• _TO BE DONE_:
Pick out every line holding the string "more" and copy it.

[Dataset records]
---
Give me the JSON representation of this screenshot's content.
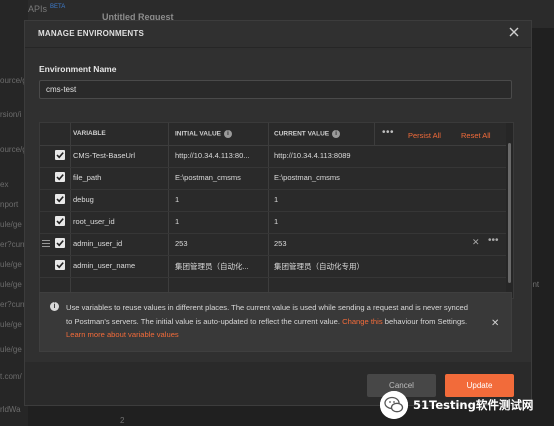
{
  "background": {
    "apis_label": "APIs",
    "apis_badge": "BETA",
    "request_tab": "Untitled Request",
    "sidebar_fragments": [
      "ource/g",
      "rsion/i",
      "ource/g",
      "ex",
      "nport",
      "ule/ge",
      "er?curr",
      "ule/ge",
      "ule/ge",
      "er?curr",
      "ule/ge",
      "ule/ge",
      "t.com/",
      "rldWa"
    ],
    "right_fragment": "ent",
    "bottom_fragment": "2"
  },
  "modal": {
    "title": "MANAGE ENVIRONMENTS",
    "env_name_label": "Environment Name",
    "env_name_value": "cms-test",
    "table": {
      "headers": {
        "variable": "VARIABLE",
        "initial": "INITIAL VALUE",
        "current": "CURRENT VALUE",
        "persist_all": "Persist All",
        "reset_all": "Reset All",
        "more": "•••"
      },
      "rows": [
        {
          "checked": true,
          "variable": "CMS-Test-BaseUrl",
          "initial": "http://10.34.4.113:80...",
          "current": "http://10.34.4.113:8089"
        },
        {
          "checked": true,
          "variable": "file_path",
          "initial": "E:\\postman_cmsms",
          "current": "E:\\postman_cmsms"
        },
        {
          "checked": true,
          "variable": "debug",
          "initial": "1",
          "current": "1"
        },
        {
          "checked": true,
          "variable": "root_user_id",
          "initial": "1",
          "current": "1"
        },
        {
          "checked": true,
          "variable": "admin_user_id",
          "initial": "253",
          "current": "253"
        },
        {
          "checked": true,
          "variable": "admin_user_name",
          "initial": "集团管理员（自动化...",
          "current": "集团管理员（自动化专用）"
        }
      ]
    },
    "banner": {
      "text": "Use variables to reuse values in different places. The current value is used while sending a request and is never synced to Postman's servers. The initial value is auto-updated to reflect the current value.",
      "link_change": "Change this",
      "text_after": "behaviour from Settings.",
      "link_learn": "Learn more about variable values"
    },
    "footer": {
      "cancel_label": "Cancel",
      "update_label": "Update"
    }
  },
  "watermark": {
    "text": "51Testing软件测试网"
  },
  "colors": {
    "accent": "#f26b3a",
    "modal_bg": "#303030",
    "table_bg": "#2a2a2a"
  }
}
---
• _FINAL RESULT_:
        "more": "•••"
      "link_learn": "Learn more about variable values"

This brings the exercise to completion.